* Available data
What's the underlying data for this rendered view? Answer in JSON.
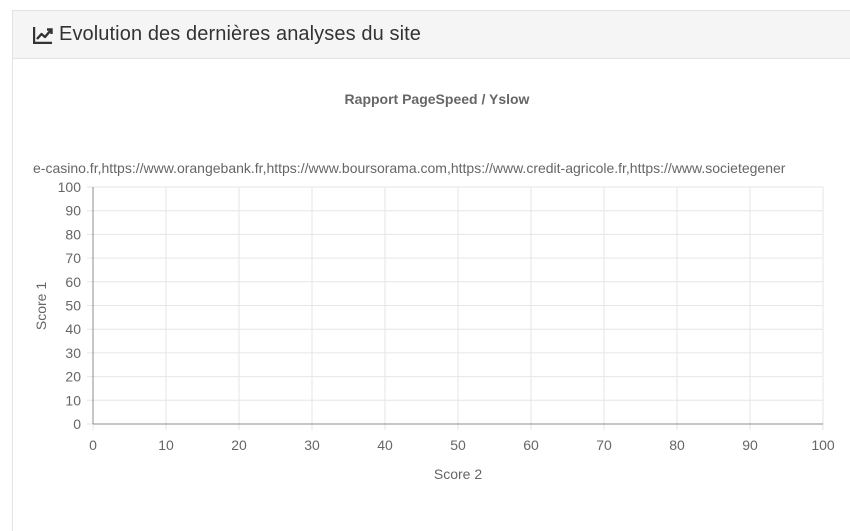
{
  "panel": {
    "title": "Evolution des dernières analyses du site",
    "icon": "line-chart-icon"
  },
  "chart_data": {
    "type": "scatter",
    "title": "Rapport PageSpeed / Yslow",
    "legend_text": "e-casino.fr,https://www.orangebank.fr,https://www.boursorama.com,https://www.credit-agricole.fr,https://www.societegener",
    "legend_placement": "top",
    "xlabel": "Score 2",
    "ylabel": "Score 1",
    "xlim": [
      0,
      100
    ],
    "ylim": [
      0,
      100
    ],
    "x_ticks": [
      "0",
      "10",
      "20",
      "30",
      "40",
      "50",
      "60",
      "70",
      "80",
      "90",
      "100"
    ],
    "y_ticks": [
      "0",
      "10",
      "20",
      "30",
      "40",
      "50",
      "60",
      "70",
      "80",
      "90",
      "100"
    ],
    "grid": true,
    "series": []
  },
  "colors": {
    "grid": "#e6e6e6",
    "axis": "#8c8c8c",
    "text": "#666666"
  }
}
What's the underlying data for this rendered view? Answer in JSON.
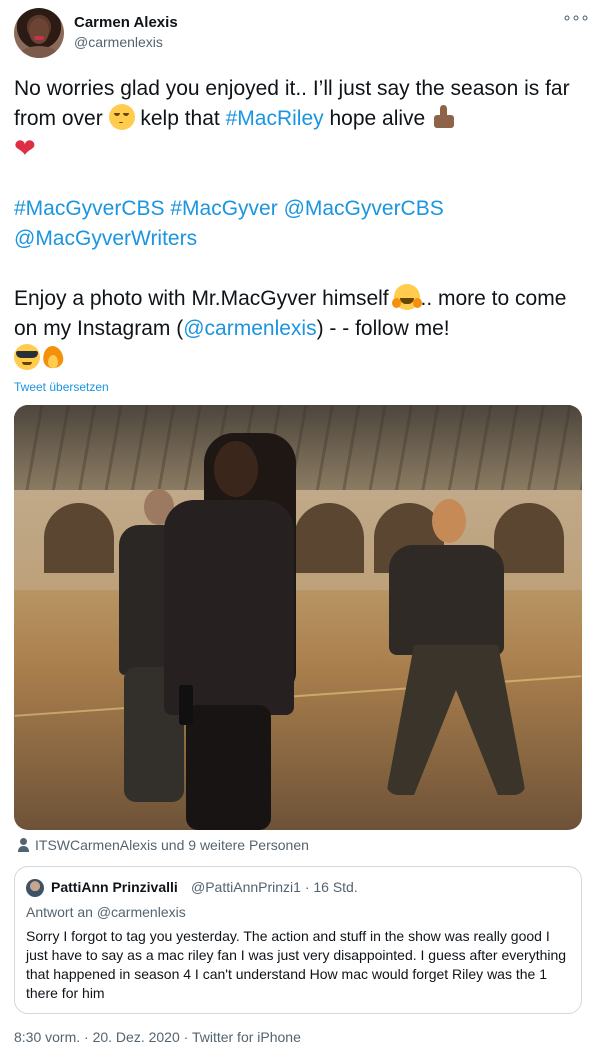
{
  "author": {
    "name": "Carmen Alexis",
    "handle": "@carmenlexis",
    "more_icon": "more-horizontal-icon"
  },
  "tweet": {
    "line1_a": "No worries glad you enjoyed it.. I’ll just say the season is far from over ",
    "line1_b": " kelp that ",
    "hashtag_macriley": "#MacRiley",
    "line1_c": " hope alive ",
    "heart": "❤",
    "hashtags": "#MacGyverCBS #MacGyver @MacGyverCBS @MacGyverWriters",
    "line3_a": "Enjoy a photo with Mr.MacGyver himself ",
    "line3_b": ".. more to come on my Instagram (",
    "mention_insta": "@carmenlexis",
    "line3_c": ") - - follow me!",
    "emojis": [
      "smirking-face",
      "thumbs-up",
      "red-heart",
      "hugging-face",
      "sunglasses-face",
      "fire"
    ]
  },
  "translate_label": "Tweet übersetzen",
  "photo": {
    "description_icon": "photo-image"
  },
  "tagged": {
    "text": "ITSWCarmenAlexis und 9 weitere Personen"
  },
  "quote": {
    "name": "PattiAnn Prinzivalli",
    "meta": "@PattiAnnPrinzi1 · 16 Std.",
    "reply_to": "Antwort an @carmenlexis",
    "text": "Sorry I forgot to tag you yesterday. The action and stuff in the show was really good I just have to say as a mac riley fan I was just very disappointed. I guess after everything that happened in season 4 I can't understand How mac would forget Riley was the 1 there for him"
  },
  "footer": {
    "timestamp": "8:30 vorm. · 20. Dez. 2020 · Twitter for iPhone"
  },
  "colors": {
    "link": "#1b95e0",
    "muted": "#536471",
    "text": "#0f1419"
  }
}
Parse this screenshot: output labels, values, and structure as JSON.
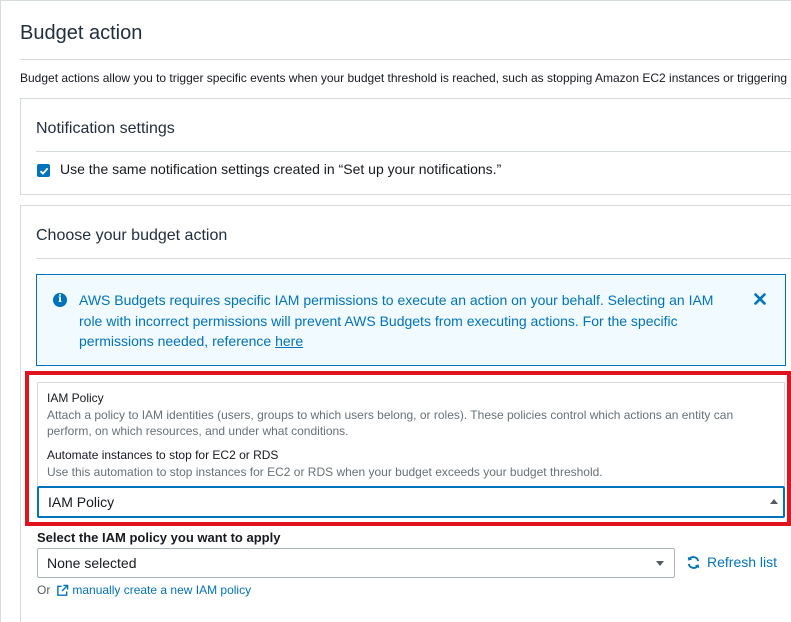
{
  "page": {
    "title": "Budget action",
    "description": "Budget actions allow you to trigger specific events when your budget threshold is reached, such as stopping Amazon EC2 instances or triggering"
  },
  "notification_settings": {
    "title": "Notification settings",
    "checkbox_label": "Use the same notification settings created in “Set up your notifications.”",
    "checked": true
  },
  "budget_action": {
    "title": "Choose your budget action",
    "info": {
      "text": "AWS Budgets requires specific IAM permissions to execute an action on your behalf. Selecting an IAM role with incorrect permissions will prevent AWS Budgets from executing actions. For the specific permissions needed, reference ",
      "link": "here",
      "icon": "info-icon",
      "close_icon": "close-icon"
    },
    "action_options": [
      {
        "title": "IAM Policy",
        "description": "Attach a policy to IAM identities (users, groups to which users belong, or roles). These policies control which actions an entity can perform, on which resources, and under what conditions."
      },
      {
        "title": "Automate instances to stop for EC2 or RDS",
        "description": "Use this automation to stop instances for EC2 or RDS when your budget exceeds your budget threshold."
      }
    ],
    "action_selected": "IAM Policy",
    "policy_label": "Select the IAM policy you want to apply",
    "policy_selected": "None selected",
    "refresh_label": "Refresh list",
    "or_text": "Or",
    "create_link": "manually create a new IAM policy"
  },
  "colors": {
    "accent": "#0073bb",
    "highlight": "#e0141e",
    "info_bg": "#f1faff"
  }
}
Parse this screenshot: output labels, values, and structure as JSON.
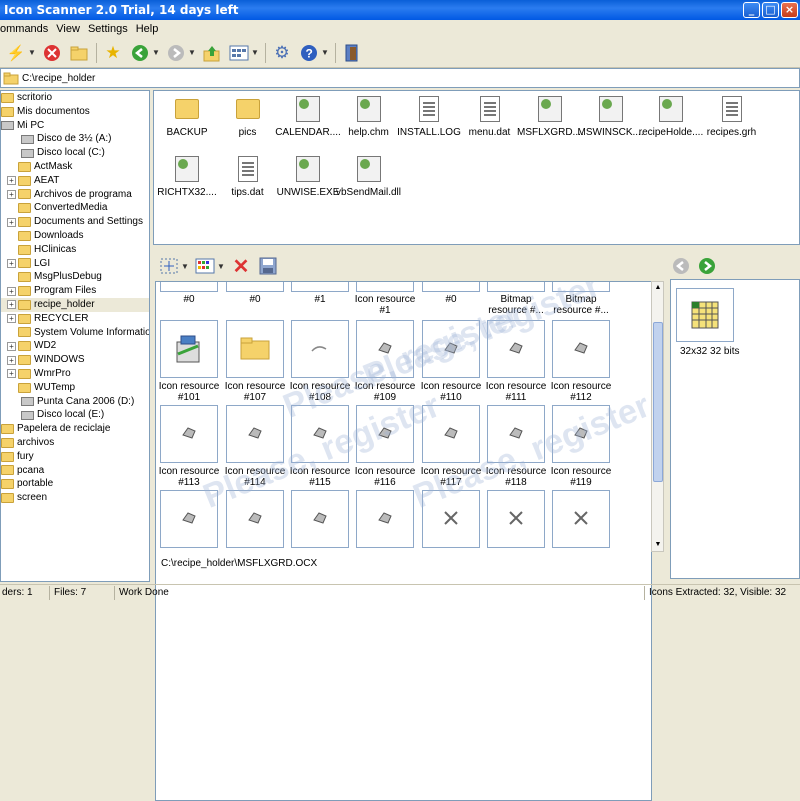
{
  "window": {
    "title": "Icon Scanner 2.0 Trial, 14 days left"
  },
  "menu": [
    "ommands",
    "View",
    "Settings",
    "Help"
  ],
  "address": {
    "path": "C:\\recipe_holder"
  },
  "tree": [
    {
      "label": "scritorio",
      "level": 0,
      "icon": "desktop-icon",
      "plus": false
    },
    {
      "label": "Mis documentos",
      "level": 0,
      "icon": "documents-icon",
      "plus": false
    },
    {
      "label": "Mi PC",
      "level": 0,
      "icon": "computer-icon",
      "plus": false
    },
    {
      "label": "Disco de 3½ (A:)",
      "level": 1,
      "icon": "floppy-icon",
      "plus": false
    },
    {
      "label": "Disco local (C:)",
      "level": 1,
      "icon": "drive-icon",
      "plus": false
    },
    {
      "label": "ActMask",
      "level": 2,
      "icon": "folder-icon",
      "plus": false
    },
    {
      "label": "AEAT",
      "level": 2,
      "icon": "folder-icon",
      "plus": true
    },
    {
      "label": "Archivos de programa",
      "level": 2,
      "icon": "folder-icon",
      "plus": true
    },
    {
      "label": "ConvertedMedia",
      "level": 2,
      "icon": "folder-icon",
      "plus": false
    },
    {
      "label": "Documents and Settings",
      "level": 2,
      "icon": "folder-icon",
      "plus": true
    },
    {
      "label": "Downloads",
      "level": 2,
      "icon": "folder-icon",
      "plus": false
    },
    {
      "label": "HClinicas",
      "level": 2,
      "icon": "folder-icon",
      "plus": false
    },
    {
      "label": "LGI",
      "level": 2,
      "icon": "folder-icon",
      "plus": true
    },
    {
      "label": "MsgPlusDebug",
      "level": 2,
      "icon": "folder-icon",
      "plus": false
    },
    {
      "label": "Program Files",
      "level": 2,
      "icon": "folder-icon",
      "plus": true
    },
    {
      "label": "recipe_holder",
      "level": 2,
      "icon": "folder-icon",
      "plus": true,
      "selected": true
    },
    {
      "label": "RECYCLER",
      "level": 2,
      "icon": "folder-icon",
      "plus": true
    },
    {
      "label": "System Volume Information",
      "level": 2,
      "icon": "folder-icon",
      "plus": false
    },
    {
      "label": "WD2",
      "level": 2,
      "icon": "folder-icon",
      "plus": true
    },
    {
      "label": "WINDOWS",
      "level": 2,
      "icon": "folder-icon",
      "plus": true
    },
    {
      "label": "WmrPro",
      "level": 2,
      "icon": "folder-icon",
      "plus": true
    },
    {
      "label": "WUTemp",
      "level": 2,
      "icon": "folder-icon",
      "plus": false
    },
    {
      "label": "Punta Cana 2006 (D:)",
      "level": 1,
      "icon": "cd-icon",
      "plus": false
    },
    {
      "label": "Disco local (E:)",
      "level": 1,
      "icon": "drive-icon",
      "plus": false
    },
    {
      "label": "Papelera de reciclaje",
      "level": 0,
      "icon": "recycle-bin-icon",
      "plus": false
    },
    {
      "label": "archivos",
      "level": 0,
      "icon": "folder-icon",
      "plus": false
    },
    {
      "label": "fury",
      "level": 0,
      "icon": "folder-icon",
      "plus": false
    },
    {
      "label": "pcana",
      "level": 0,
      "icon": "folder-icon",
      "plus": false
    },
    {
      "label": "portable",
      "level": 0,
      "icon": "folder-icon",
      "plus": false
    },
    {
      "label": "screen",
      "level": 0,
      "icon": "folder-icon",
      "plus": false
    }
  ],
  "files": [
    {
      "label": "BACKUP",
      "icon": "folder-icon"
    },
    {
      "label": "pics",
      "icon": "folder-icon"
    },
    {
      "label": "CALENDAR....",
      "icon": "component-icon"
    },
    {
      "label": "help.chm",
      "icon": "help-file-icon"
    },
    {
      "label": "INSTALL.LOG",
      "icon": "text-file-icon"
    },
    {
      "label": "menu.dat",
      "icon": "data-file-icon"
    },
    {
      "label": "MSFLXGRD....",
      "icon": "component-icon"
    },
    {
      "label": "MSWINSCK....",
      "icon": "component-icon"
    },
    {
      "label": "recipeHolde....",
      "icon": "app-icon"
    },
    {
      "label": "recipes.grh",
      "icon": "data-file-icon"
    },
    {
      "label": "RICHTX32....",
      "icon": "component-icon"
    },
    {
      "label": "tips.dat",
      "icon": "data-file-icon"
    },
    {
      "label": "UNWISE.EXE",
      "icon": "installer-icon"
    },
    {
      "label": "vbSendMail.dll",
      "icon": "component-icon"
    }
  ],
  "resources": {
    "top_row": [
      "#0",
      "#0",
      "#1",
      "Icon resource #1",
      "#0",
      "Bitmap resource #...",
      "Bitmap resource #..."
    ],
    "rows": [
      [
        "Icon resource #101",
        "Icon resource #107",
        "Icon resource #108",
        "Icon resource #109",
        "Icon resource #110",
        "Icon resource #111",
        "Icon resource #112"
      ],
      [
        "Icon resource #113",
        "Icon resource #114",
        "Icon resource #115",
        "Icon resource #116",
        "Icon resource #117",
        "Icon resource #118",
        "Icon resource #119"
      ]
    ],
    "watermark": "Please, register",
    "file_path": "C:\\recipe_holder\\MSFLXGRD.OCX"
  },
  "preview": {
    "label": "32x32 32 bits"
  },
  "status": {
    "folders": "ders: 1",
    "files": "Files: 7",
    "state": "Work Done",
    "icons": "Icons Extracted: 32, Visible: 32"
  },
  "colors": {
    "titlebar": "#0058E4",
    "chrome": "#ECE9D8",
    "folder": "#F5D26A"
  }
}
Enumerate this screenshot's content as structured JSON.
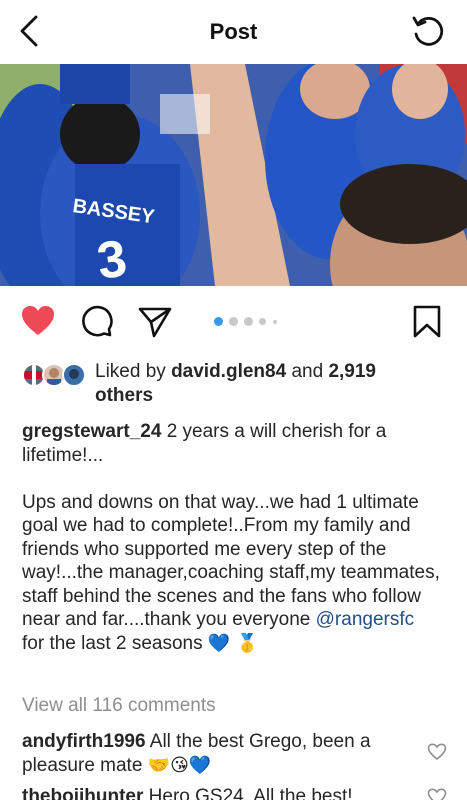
{
  "header": {
    "title": "Post"
  },
  "actions": {
    "liked": true,
    "carousel_count": 5,
    "carousel_active": 1
  },
  "likes": {
    "prefix": "Liked by",
    "user": "david.glen84",
    "connector": "and",
    "count": "2,919",
    "suffix": "others"
  },
  "caption": {
    "username": "gregstewart_24",
    "line1": "2 years a will cherish for a lifetime!...",
    "para2": "Ups and downs on that way...we had 1 ultimate goal we had to complete!..From my family and friends who supported me every step of the way!...the manager,coaching staff,my teammates, staff behind the scenes and the fans who follow near and far....thank you everyone",
    "mention": "@rangersfc",
    "last_line": "for the last 2 seasons",
    "emojis": "💙 🥇"
  },
  "view_all_comments": "View all 116 comments",
  "comments": [
    {
      "username": "andyfirth1996",
      "text": "All the best Grego, been a pleasure mate",
      "emojis": "🤝😘💙"
    },
    {
      "username": "thebojihunter",
      "text": "Hero GS24. All the best!"
    }
  ],
  "colors": {
    "like_red": "#ed4956",
    "mention": "#1f4f86",
    "muted": "#8e8e8e",
    "kit_blue": "#1c4aa8"
  },
  "icons": [
    "back-chevron-icon",
    "refresh-icon",
    "heart-icon",
    "comment-bubble-icon",
    "send-icon",
    "bookmark-icon"
  ]
}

* Stated exercise
Using the records above, pull out each line where the word "local" occurs.

* Reply
      "label": "Disco local (C:)",
      "label": "Disco local (E:)",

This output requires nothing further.